**Objective:** Transcribe all of the records word for word, but omit the pictures.

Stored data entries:
* * * * * * * * *

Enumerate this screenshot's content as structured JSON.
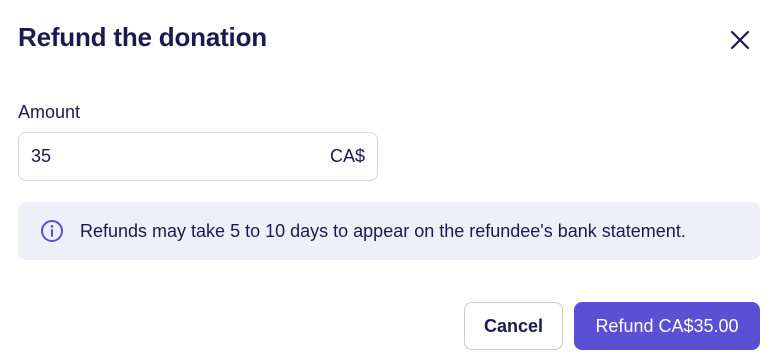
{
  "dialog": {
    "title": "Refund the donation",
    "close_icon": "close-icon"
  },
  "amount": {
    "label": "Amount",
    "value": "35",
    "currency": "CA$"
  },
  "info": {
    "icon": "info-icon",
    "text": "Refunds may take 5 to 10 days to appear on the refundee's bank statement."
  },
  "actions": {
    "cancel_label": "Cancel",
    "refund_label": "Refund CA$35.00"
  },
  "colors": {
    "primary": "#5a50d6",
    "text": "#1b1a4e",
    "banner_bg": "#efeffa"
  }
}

* * * * * * * * *

**Result of the task:**
Enumerate this screenshot's content as structured JSON.
{
  "dialog": {
    "title": "Refund the donation",
    "close_icon": "close-icon"
  },
  "amount": {
    "label": "Amount",
    "value": "35",
    "currency": "CA$"
  },
  "info": {
    "icon": "info-icon",
    "text": "Refunds may take 5 to 10 days to appear on the refundee's bank statement."
  },
  "actions": {
    "cancel_label": "Cancel",
    "refund_label": "Refund CA$35.00"
  },
  "colors": {
    "primary": "#5a50d6",
    "text": "#1b1a4e",
    "banner_bg": "#efeffa"
  }
}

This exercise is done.